▶ _DO THIS_
Show each line from the listing that includes the word "出入国在留管理庁の設置".

▶ _Stored dataset items_
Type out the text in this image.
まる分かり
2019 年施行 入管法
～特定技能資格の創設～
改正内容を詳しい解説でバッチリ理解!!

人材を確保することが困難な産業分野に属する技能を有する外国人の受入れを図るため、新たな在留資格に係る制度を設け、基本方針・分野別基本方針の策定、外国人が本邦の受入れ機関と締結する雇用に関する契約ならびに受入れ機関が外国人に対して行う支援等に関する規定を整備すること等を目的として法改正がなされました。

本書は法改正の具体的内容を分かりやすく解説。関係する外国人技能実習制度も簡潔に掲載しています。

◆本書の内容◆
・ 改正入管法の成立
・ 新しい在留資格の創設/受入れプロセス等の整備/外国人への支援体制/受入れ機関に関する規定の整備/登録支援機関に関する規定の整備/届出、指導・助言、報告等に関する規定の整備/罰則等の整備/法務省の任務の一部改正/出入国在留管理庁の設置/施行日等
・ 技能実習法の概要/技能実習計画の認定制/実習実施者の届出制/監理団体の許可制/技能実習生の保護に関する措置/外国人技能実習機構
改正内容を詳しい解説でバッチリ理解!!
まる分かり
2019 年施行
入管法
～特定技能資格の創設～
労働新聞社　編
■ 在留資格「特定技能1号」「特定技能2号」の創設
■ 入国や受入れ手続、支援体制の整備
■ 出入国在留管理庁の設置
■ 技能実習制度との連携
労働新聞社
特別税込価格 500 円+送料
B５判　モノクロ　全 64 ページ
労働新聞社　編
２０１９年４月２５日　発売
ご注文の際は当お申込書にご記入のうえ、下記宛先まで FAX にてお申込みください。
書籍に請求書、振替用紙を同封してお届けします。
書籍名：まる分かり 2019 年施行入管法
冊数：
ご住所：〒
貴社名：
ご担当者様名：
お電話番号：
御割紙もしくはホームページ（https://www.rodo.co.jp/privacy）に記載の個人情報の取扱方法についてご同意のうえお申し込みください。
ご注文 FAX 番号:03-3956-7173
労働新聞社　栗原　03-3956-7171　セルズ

▶ _TASK RESPONSE_
・ 新しい在留資格の創設/受入れプロセス等の整備/外国人への支援体制/受入れ機関に関する規定の整備/登録支援機関に関する規定の整備/届出、指導・助言、報告等に関する規定の整備/罰則等の整備/法務省の任務の一部改正/出入国在留管理庁の設置/施行日等
■ 出入国在留管理庁の設置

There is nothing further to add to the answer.